- [Aim]:
Find every line in the records below that holds the word "name", and copy each one.

- [Dataset listings of figures]:
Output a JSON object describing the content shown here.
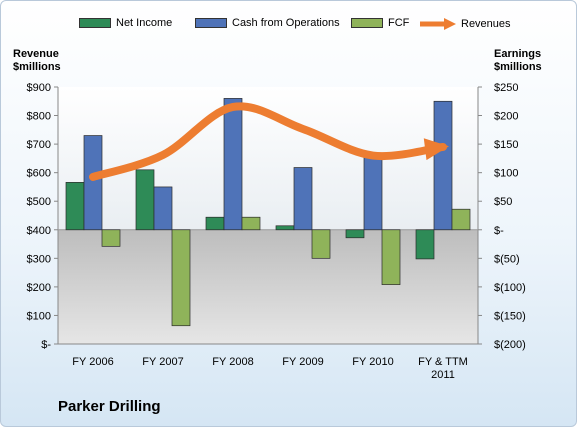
{
  "chart_data": {
    "type": "bar",
    "title": "Parker Drilling",
    "categories": [
      "FY 2006",
      "FY 2007",
      "FY 2008",
      "FY 2009",
      "FY 2010",
      "FY & TTM 2011"
    ],
    "left_axis": {
      "label_line1": "Revenue",
      "label_line2": "$millions",
      "ylim": [
        0,
        900
      ],
      "ticks": [
        "$-",
        "$100",
        "$200",
        "$300",
        "$400",
        "$500",
        "$600",
        "$700",
        "$800",
        "$900"
      ]
    },
    "right_axis": {
      "label_line1": "Earnings",
      "label_line2": "$millions",
      "ylim": [
        -200,
        250
      ],
      "ticks": [
        "$(200)",
        "$(150)",
        "$(100)",
        "$(50)",
        "$-",
        "$50",
        "$100",
        "$150",
        "$200",
        "$250"
      ]
    },
    "series": [
      {
        "name": "Net Income",
        "axis": "right",
        "color": "#2e8b57",
        "values": [
          83,
          105,
          22,
          7,
          -14,
          -51
        ]
      },
      {
        "name": "Cash from Operations",
        "axis": "right",
        "color": "#4f73b8",
        "values": [
          165,
          75,
          230,
          109,
          130,
          225
        ]
      },
      {
        "name": "FCF",
        "axis": "right",
        "color": "#8fb35a",
        "values": [
          -29,
          -168,
          22,
          -50,
          -96,
          36
        ]
      },
      {
        "name": "Revenues",
        "axis": "left",
        "type": "line",
        "color": "#ed7d31",
        "values": [
          585,
          662,
          830,
          753,
          660,
          690
        ]
      }
    ],
    "legend_position": "top",
    "grid": false
  }
}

- [Output below]:
        "name": "Net Income",
        "name": "Cash from Operations",
        "name": "FCF",
        "name": "Revenues",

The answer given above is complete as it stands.